# Written exercise:
Transcribe every entry word for word. Skip the pictures.

# Excerpted records:

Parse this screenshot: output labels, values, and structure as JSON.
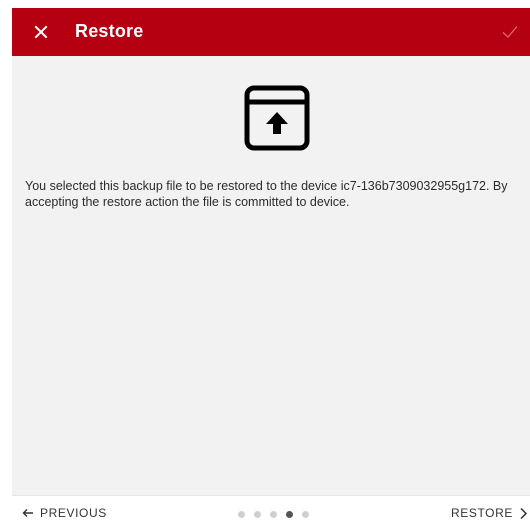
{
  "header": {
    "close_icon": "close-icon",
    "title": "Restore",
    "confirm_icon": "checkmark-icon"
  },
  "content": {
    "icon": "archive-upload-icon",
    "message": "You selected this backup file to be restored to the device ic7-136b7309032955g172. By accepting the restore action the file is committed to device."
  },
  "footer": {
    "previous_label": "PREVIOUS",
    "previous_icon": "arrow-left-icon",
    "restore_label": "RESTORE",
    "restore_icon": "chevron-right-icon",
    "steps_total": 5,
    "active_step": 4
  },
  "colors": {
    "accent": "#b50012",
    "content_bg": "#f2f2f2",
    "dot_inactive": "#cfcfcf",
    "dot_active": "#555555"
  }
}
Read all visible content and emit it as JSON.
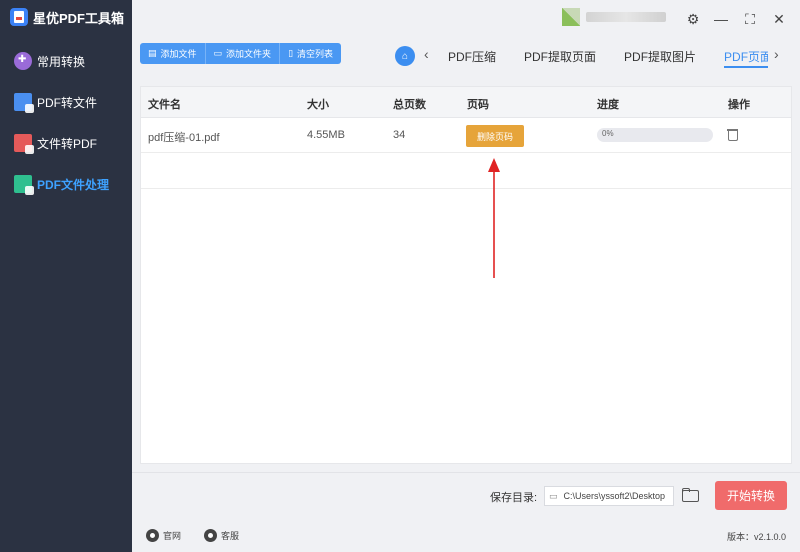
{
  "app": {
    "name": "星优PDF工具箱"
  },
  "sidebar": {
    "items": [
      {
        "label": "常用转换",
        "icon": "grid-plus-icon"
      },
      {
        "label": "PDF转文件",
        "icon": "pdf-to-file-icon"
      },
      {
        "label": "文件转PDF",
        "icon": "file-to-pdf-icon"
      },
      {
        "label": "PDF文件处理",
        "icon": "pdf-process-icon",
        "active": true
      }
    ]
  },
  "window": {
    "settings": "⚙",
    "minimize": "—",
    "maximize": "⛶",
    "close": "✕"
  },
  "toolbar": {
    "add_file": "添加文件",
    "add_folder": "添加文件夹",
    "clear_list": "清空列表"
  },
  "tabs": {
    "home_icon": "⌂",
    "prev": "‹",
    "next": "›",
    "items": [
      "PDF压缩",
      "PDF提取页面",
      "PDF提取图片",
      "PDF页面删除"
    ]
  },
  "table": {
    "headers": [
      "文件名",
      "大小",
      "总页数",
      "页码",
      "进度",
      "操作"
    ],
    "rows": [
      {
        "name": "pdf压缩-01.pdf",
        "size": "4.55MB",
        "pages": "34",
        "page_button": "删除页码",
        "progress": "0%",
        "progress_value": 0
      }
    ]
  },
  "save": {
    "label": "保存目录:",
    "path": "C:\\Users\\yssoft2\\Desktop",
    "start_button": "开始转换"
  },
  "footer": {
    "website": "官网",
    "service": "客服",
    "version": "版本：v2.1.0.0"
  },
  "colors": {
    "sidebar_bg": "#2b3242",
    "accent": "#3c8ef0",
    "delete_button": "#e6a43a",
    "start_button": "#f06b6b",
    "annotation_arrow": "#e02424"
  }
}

# Completed task:
Parse this screenshot: output labels, values, and structure as JSON.
{
  "header": {
    "close_icon": "close-icon",
    "title": "Restore",
    "confirm_icon": "checkmark-icon"
  },
  "content": {
    "icon": "archive-upload-icon",
    "message": "You selected this backup file to be restored to the device ic7-136b7309032955g172. By accepting the restore action the file is committed to device."
  },
  "footer": {
    "previous_label": "PREVIOUS",
    "previous_icon": "arrow-left-icon",
    "restore_label": "RESTORE",
    "restore_icon": "chevron-right-icon",
    "steps_total": 5,
    "active_step": 4
  },
  "colors": {
    "accent": "#b50012",
    "content_bg": "#f2f2f2",
    "dot_inactive": "#cfcfcf",
    "dot_active": "#555555"
  }
}
Read all visible content and emit it as JSON.
{
  "app": {
    "name": "星优PDF工具箱"
  },
  "sidebar": {
    "items": [
      {
        "label": "常用转换",
        "icon": "grid-plus-icon"
      },
      {
        "label": "PDF转文件",
        "icon": "pdf-to-file-icon"
      },
      {
        "label": "文件转PDF",
        "icon": "file-to-pdf-icon"
      },
      {
        "label": "PDF文件处理",
        "icon": "pdf-process-icon",
        "active": true
      }
    ]
  },
  "window": {
    "settings": "⚙",
    "minimize": "—",
    "maximize": "⛶",
    "close": "✕"
  },
  "toolbar": {
    "add_file": "添加文件",
    "add_folder": "添加文件夹",
    "clear_list": "清空列表"
  },
  "tabs": {
    "home_icon": "⌂",
    "prev": "‹",
    "next": "›",
    "items": [
      "PDF压缩",
      "PDF提取页面",
      "PDF提取图片",
      "PDF页面删除"
    ]
  },
  "table": {
    "headers": [
      "文件名",
      "大小",
      "总页数",
      "页码",
      "进度",
      "操作"
    ],
    "rows": [
      {
        "name": "pdf压缩-01.pdf",
        "size": "4.55MB",
        "pages": "34",
        "page_button": "删除页码",
        "progress": "0%",
        "progress_value": 0
      }
    ]
  },
  "save": {
    "label": "保存目录:",
    "path": "C:\\Users\\yssoft2\\Desktop",
    "start_button": "开始转换"
  },
  "footer": {
    "website": "官网",
    "service": "客服",
    "version": "版本：v2.1.0.0"
  },
  "colors": {
    "sidebar_bg": "#2b3242",
    "accent": "#3c8ef0",
    "delete_button": "#e6a43a",
    "start_button": "#f06b6b",
    "annotation_arrow": "#e02424"
  }
}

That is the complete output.